-- ENTRIES SHOWN --
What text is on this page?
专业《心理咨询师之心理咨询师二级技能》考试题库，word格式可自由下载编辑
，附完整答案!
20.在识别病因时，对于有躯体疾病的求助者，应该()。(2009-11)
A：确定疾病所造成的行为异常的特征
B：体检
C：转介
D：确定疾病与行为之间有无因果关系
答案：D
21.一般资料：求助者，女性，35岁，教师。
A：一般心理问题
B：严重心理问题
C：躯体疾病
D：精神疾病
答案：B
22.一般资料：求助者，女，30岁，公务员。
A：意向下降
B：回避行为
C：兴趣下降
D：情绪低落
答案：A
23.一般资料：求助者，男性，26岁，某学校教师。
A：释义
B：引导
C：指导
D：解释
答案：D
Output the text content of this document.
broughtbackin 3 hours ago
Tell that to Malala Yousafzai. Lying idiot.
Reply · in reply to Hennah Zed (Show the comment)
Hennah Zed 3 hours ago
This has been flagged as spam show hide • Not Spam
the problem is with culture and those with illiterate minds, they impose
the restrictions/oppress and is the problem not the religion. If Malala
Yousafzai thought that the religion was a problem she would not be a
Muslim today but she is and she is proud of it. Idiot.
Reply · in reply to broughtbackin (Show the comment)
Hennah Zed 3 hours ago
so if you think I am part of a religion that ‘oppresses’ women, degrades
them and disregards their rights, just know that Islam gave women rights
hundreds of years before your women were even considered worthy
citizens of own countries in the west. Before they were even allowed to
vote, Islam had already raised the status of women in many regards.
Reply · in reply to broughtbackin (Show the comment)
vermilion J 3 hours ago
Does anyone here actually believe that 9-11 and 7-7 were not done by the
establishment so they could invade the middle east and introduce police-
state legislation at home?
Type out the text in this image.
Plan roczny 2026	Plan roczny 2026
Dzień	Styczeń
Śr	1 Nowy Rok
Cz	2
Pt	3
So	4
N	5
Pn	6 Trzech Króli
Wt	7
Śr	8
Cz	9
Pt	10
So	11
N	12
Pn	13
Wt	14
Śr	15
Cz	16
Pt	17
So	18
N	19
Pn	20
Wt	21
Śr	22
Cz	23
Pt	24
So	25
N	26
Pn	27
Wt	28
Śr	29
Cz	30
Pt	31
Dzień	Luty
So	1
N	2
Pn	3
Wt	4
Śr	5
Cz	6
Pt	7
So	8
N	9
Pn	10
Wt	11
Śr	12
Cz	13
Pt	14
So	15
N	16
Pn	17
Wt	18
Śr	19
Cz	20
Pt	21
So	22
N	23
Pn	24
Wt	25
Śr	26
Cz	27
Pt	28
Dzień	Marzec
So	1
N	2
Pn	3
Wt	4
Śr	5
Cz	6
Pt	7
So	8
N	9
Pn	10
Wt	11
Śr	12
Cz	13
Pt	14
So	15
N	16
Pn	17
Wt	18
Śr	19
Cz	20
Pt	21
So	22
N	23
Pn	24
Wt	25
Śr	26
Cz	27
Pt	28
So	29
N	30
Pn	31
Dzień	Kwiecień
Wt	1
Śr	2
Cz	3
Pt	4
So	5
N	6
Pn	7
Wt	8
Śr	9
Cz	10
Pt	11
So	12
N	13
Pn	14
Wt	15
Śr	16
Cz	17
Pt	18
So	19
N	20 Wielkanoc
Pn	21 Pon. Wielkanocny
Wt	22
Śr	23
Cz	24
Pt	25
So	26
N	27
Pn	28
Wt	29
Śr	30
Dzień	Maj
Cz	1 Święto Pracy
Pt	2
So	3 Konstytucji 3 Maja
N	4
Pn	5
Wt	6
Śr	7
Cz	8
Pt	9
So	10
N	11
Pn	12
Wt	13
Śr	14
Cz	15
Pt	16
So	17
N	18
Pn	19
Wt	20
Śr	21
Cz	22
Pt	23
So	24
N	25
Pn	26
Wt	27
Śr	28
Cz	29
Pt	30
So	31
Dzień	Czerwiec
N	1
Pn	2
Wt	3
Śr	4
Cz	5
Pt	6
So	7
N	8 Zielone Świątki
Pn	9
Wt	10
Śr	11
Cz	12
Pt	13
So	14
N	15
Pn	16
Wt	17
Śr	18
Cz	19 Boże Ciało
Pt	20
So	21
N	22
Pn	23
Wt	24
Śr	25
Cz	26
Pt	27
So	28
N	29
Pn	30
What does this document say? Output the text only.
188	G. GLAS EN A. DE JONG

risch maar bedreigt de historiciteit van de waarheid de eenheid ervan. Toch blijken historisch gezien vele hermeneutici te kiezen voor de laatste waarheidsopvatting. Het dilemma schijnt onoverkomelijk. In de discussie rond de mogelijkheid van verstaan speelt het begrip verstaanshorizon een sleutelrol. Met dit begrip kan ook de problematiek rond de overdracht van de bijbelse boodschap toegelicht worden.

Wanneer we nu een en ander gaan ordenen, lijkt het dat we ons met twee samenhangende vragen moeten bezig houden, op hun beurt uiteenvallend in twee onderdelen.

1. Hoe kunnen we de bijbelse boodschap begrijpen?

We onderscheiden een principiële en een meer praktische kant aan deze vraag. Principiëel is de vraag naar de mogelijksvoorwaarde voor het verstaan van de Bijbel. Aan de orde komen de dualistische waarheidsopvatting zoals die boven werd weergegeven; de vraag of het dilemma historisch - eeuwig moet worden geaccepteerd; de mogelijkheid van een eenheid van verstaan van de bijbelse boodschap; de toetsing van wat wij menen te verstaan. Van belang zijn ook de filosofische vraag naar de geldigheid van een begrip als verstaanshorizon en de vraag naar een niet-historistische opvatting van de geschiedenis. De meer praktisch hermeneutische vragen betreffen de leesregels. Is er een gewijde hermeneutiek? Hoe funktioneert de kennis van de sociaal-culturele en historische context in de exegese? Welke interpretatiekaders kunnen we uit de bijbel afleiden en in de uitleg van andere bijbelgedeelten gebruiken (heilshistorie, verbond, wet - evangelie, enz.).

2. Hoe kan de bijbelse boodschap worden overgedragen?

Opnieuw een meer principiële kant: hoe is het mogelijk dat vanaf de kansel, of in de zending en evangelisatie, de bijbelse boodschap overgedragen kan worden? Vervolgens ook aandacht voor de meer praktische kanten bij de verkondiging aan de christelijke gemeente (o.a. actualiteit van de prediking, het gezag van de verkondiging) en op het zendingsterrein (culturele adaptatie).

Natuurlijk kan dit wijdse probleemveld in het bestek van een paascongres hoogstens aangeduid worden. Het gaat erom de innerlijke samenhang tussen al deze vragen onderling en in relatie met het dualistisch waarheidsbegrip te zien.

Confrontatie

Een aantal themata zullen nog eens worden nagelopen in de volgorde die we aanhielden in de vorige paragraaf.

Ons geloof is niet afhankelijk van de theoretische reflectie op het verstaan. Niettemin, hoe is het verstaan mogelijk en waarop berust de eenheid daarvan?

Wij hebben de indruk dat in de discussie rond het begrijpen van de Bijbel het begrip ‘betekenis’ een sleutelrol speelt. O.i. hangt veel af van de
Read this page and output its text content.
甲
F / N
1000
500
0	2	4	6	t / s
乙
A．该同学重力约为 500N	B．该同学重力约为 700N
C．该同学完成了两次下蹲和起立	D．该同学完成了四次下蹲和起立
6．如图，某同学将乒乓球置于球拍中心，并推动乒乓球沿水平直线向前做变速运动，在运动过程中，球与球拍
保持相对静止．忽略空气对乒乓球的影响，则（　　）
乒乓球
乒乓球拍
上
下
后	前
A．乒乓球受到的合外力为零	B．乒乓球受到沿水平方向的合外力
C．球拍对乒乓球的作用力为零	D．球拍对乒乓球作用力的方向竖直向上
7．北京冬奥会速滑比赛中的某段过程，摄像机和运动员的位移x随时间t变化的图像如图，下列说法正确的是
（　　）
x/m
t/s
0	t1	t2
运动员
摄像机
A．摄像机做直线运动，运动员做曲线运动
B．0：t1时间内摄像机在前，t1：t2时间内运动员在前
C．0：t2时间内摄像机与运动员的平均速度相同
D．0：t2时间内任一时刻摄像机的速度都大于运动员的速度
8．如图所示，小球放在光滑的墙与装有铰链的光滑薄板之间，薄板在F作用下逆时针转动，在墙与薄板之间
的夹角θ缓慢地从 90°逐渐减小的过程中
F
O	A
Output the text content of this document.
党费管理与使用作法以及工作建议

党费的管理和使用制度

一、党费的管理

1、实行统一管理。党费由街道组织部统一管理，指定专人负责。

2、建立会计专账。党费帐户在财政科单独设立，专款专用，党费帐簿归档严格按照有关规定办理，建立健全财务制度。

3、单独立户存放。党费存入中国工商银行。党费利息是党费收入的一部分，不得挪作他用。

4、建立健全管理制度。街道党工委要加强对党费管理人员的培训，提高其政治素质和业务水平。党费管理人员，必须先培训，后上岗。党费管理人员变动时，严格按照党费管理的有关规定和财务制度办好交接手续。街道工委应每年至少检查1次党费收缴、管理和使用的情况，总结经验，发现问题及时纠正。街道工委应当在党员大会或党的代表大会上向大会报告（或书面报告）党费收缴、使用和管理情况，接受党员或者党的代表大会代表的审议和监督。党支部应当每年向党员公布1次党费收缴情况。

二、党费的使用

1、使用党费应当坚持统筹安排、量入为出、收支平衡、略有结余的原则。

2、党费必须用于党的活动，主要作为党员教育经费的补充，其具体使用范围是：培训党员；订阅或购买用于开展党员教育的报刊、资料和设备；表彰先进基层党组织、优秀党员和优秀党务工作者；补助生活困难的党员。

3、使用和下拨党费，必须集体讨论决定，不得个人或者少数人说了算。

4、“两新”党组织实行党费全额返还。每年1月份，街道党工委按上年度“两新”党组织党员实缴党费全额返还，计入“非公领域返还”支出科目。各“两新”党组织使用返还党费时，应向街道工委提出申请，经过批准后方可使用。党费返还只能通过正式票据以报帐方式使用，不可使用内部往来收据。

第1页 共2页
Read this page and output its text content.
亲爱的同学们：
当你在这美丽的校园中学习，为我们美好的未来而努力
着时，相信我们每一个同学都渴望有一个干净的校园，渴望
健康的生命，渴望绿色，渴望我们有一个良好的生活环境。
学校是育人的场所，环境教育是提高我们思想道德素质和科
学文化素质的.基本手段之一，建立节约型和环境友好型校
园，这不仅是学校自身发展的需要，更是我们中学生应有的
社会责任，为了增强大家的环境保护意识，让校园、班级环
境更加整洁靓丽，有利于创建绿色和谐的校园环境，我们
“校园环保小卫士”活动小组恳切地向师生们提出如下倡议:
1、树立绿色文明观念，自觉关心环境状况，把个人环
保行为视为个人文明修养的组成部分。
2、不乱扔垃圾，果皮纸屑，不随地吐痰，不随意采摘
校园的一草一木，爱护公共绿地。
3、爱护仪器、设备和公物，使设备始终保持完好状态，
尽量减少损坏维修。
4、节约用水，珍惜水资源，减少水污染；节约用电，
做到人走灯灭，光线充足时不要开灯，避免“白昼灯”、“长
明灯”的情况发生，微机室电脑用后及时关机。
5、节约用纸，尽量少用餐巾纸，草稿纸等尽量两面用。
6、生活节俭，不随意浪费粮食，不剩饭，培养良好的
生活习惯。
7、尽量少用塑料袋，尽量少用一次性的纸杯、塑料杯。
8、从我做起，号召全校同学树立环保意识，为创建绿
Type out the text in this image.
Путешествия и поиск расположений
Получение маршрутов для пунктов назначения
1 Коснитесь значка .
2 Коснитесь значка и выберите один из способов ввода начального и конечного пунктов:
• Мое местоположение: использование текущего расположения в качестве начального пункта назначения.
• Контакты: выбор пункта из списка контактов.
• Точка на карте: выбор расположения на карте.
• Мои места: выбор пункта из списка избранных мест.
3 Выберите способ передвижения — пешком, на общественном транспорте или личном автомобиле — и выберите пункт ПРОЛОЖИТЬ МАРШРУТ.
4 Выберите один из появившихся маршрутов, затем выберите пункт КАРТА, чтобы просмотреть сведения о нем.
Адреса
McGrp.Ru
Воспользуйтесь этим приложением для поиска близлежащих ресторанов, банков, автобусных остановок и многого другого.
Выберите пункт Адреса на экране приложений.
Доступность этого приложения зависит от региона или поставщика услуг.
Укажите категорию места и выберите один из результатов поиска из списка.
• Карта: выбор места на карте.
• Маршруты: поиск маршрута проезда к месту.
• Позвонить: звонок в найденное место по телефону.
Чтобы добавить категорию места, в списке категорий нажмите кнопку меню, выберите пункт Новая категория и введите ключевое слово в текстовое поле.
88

-- PROBLEM STATEMENT --
Choose all lines containing the string "Коснитесь" and copy them out.

-- THE COMPLETED TASK --
1 Коснитесь значка .
2 Коснитесь значка и выберите один из способов ввода начального и конечного пунктов:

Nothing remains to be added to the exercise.